◆ **Task directions**
Find every line in the records below that holds the word "flank", and copy it out.
──────── Provided entries
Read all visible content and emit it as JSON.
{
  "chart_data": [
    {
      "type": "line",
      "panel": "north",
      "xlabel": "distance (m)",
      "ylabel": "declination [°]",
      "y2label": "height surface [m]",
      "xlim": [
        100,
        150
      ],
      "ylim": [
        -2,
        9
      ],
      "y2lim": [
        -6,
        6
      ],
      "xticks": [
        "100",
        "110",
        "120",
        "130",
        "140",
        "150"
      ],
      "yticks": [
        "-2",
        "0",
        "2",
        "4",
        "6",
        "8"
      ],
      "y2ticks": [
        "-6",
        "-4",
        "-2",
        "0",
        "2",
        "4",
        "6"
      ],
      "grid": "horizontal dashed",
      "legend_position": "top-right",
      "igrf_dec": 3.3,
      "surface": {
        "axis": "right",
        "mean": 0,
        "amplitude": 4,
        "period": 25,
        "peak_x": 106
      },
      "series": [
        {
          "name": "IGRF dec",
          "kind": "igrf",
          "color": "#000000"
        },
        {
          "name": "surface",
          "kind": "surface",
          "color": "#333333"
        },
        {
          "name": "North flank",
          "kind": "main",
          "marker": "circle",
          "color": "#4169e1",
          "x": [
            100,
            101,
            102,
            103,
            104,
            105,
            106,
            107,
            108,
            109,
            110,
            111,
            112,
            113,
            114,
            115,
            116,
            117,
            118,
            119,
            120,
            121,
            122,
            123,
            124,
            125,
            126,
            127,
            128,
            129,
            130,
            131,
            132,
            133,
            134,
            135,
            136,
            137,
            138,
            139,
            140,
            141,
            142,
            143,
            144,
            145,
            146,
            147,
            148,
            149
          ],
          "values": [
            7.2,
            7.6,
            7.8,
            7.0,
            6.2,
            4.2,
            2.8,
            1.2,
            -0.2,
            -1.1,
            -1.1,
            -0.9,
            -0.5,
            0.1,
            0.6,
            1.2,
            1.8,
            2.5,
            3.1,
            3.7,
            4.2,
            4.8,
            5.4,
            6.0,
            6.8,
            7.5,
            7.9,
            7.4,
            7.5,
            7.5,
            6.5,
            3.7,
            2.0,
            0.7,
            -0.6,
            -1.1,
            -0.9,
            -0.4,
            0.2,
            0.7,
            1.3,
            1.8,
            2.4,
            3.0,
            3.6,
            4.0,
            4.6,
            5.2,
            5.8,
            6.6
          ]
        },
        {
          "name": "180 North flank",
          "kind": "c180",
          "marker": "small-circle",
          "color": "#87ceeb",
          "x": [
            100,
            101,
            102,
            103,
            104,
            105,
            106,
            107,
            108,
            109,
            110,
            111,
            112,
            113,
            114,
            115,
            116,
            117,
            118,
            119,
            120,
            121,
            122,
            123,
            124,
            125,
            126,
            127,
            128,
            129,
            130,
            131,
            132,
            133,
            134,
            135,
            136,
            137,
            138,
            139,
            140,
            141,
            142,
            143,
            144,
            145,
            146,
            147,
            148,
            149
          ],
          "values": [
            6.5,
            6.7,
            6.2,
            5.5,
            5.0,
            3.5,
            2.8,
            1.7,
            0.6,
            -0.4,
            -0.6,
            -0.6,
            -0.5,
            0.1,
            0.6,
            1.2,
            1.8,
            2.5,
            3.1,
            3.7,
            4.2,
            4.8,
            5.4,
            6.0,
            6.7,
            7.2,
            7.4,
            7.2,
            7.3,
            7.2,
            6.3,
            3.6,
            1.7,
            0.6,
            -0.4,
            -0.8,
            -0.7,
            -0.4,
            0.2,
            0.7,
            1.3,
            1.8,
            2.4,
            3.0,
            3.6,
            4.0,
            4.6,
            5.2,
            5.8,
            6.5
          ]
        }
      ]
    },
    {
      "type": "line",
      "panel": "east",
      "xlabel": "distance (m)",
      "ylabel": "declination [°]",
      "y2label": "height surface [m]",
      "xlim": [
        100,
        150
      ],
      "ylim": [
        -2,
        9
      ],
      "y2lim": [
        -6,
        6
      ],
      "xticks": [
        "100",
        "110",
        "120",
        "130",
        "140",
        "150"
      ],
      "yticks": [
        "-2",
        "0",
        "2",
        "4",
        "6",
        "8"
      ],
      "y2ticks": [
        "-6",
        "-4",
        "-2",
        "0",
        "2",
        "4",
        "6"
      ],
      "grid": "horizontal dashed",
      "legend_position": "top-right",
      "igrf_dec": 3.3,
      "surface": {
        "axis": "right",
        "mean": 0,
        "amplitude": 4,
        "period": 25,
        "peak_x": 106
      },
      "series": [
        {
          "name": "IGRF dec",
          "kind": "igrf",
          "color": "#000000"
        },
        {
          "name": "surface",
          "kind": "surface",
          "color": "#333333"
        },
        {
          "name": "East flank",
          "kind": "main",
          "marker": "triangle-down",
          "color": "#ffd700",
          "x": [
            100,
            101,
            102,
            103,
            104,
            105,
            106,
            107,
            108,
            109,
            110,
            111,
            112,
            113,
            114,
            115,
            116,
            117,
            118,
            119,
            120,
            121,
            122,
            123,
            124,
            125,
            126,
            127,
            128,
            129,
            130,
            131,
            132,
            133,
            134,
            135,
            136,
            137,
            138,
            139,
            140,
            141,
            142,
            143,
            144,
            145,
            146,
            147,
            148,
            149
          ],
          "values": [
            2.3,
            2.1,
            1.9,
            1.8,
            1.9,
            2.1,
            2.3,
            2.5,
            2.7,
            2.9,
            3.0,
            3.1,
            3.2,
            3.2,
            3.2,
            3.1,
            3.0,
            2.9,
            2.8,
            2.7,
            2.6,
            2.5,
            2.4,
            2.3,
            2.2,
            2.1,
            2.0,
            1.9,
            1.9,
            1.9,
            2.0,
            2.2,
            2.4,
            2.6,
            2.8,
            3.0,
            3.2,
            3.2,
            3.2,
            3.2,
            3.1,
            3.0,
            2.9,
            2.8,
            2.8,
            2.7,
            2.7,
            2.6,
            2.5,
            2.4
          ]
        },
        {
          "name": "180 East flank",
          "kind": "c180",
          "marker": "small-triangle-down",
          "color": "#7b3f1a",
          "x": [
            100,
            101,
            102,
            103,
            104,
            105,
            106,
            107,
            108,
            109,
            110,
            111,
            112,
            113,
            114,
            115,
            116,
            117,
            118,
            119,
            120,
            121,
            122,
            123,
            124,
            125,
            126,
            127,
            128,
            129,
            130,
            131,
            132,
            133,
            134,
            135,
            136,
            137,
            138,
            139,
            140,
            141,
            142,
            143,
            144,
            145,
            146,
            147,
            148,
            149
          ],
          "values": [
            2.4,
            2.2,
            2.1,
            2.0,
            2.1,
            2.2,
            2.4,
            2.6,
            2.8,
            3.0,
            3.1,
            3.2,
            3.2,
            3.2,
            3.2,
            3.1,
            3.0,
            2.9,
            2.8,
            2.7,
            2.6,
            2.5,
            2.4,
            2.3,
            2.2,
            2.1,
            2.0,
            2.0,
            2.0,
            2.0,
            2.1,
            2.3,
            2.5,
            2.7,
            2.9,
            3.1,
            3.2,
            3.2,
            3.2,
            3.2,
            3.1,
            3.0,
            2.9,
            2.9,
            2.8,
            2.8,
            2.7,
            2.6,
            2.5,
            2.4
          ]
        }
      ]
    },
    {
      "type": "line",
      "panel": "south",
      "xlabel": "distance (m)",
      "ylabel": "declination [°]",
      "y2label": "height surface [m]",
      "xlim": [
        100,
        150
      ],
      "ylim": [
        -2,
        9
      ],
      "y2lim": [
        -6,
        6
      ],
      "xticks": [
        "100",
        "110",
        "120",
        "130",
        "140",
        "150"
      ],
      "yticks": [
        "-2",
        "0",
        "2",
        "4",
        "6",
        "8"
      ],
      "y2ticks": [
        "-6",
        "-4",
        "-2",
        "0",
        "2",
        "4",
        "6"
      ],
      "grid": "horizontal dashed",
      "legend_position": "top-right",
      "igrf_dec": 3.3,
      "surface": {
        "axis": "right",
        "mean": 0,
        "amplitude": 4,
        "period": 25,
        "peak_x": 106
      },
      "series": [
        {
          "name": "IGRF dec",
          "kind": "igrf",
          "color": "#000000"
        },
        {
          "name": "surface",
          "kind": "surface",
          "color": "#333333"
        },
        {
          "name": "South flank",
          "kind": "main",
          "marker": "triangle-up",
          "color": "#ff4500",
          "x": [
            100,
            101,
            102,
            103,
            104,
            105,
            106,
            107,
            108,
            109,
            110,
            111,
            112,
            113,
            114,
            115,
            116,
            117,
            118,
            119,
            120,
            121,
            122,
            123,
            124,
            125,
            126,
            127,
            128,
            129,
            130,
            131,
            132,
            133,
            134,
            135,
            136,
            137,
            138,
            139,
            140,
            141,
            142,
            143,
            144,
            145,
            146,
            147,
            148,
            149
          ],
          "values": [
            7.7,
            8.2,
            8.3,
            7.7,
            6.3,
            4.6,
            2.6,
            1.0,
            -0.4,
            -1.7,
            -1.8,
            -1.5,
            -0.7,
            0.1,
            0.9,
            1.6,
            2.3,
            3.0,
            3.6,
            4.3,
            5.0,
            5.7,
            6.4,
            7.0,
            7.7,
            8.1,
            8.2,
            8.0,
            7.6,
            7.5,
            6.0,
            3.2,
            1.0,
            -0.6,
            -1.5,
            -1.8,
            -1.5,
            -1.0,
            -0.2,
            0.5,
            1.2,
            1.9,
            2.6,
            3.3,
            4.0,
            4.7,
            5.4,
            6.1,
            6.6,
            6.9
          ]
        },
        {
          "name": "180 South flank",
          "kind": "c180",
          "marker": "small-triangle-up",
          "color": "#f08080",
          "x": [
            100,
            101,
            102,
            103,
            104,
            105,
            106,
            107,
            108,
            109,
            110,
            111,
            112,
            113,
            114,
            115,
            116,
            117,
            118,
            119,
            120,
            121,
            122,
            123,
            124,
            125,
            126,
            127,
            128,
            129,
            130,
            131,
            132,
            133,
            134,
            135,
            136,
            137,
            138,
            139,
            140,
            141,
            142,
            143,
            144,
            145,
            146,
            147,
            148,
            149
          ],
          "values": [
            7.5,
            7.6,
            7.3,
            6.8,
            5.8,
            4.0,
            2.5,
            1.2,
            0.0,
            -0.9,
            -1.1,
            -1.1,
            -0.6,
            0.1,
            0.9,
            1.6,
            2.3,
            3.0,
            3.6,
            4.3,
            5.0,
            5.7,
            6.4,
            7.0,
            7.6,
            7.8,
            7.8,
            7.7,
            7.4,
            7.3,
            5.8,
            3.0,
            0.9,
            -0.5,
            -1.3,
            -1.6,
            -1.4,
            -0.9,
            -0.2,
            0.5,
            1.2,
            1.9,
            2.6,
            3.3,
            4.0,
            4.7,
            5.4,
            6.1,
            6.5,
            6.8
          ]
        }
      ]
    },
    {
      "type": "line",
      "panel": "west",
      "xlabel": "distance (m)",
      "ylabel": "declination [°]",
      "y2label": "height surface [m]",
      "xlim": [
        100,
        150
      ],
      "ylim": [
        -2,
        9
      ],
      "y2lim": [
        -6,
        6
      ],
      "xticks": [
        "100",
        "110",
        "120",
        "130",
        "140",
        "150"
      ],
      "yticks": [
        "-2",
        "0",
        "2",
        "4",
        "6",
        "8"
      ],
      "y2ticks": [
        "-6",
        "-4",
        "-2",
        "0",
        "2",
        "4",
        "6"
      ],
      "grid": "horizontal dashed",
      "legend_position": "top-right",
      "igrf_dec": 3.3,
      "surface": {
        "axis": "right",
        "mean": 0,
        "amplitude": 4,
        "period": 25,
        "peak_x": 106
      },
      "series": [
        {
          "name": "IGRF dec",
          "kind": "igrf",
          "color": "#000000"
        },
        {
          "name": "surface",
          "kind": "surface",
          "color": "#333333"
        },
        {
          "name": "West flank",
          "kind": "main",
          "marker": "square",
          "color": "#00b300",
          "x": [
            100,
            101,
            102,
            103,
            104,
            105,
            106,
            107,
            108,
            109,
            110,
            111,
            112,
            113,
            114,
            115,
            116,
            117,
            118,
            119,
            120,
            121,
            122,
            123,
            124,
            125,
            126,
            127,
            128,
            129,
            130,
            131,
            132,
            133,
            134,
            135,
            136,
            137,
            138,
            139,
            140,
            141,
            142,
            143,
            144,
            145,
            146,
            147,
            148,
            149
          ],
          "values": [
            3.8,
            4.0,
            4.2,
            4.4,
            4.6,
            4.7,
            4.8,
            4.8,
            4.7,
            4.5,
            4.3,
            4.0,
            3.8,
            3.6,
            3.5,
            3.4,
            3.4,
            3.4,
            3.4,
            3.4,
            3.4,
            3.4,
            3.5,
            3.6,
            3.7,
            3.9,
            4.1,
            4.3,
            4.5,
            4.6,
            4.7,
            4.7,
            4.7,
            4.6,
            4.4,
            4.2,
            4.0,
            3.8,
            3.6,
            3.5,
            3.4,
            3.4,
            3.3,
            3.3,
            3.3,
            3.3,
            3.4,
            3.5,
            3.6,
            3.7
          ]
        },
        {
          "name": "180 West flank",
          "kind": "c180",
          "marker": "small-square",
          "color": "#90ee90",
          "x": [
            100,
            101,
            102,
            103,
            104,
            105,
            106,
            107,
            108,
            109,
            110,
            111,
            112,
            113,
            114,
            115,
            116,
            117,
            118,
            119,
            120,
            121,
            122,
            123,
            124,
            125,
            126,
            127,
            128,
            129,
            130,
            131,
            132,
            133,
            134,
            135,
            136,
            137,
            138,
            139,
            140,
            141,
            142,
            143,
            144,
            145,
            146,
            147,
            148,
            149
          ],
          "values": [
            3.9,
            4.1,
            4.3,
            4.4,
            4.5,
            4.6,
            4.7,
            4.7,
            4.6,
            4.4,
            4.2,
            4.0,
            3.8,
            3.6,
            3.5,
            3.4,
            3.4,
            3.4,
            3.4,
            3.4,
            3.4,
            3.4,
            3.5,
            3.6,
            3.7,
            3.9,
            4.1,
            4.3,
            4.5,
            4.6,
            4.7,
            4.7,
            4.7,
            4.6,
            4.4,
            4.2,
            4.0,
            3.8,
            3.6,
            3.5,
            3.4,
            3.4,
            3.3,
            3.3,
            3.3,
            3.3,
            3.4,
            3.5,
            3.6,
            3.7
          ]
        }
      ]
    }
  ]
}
────────────────
◆ **Task answer**
          "name": "North flank",
          "name": "180 North flank",
          "name": "East flank",
          "name": "180 East flank",
          "name": "South flank",
          "name": "180 South flank",
          "name": "West flank",
          "name": "180 West flank",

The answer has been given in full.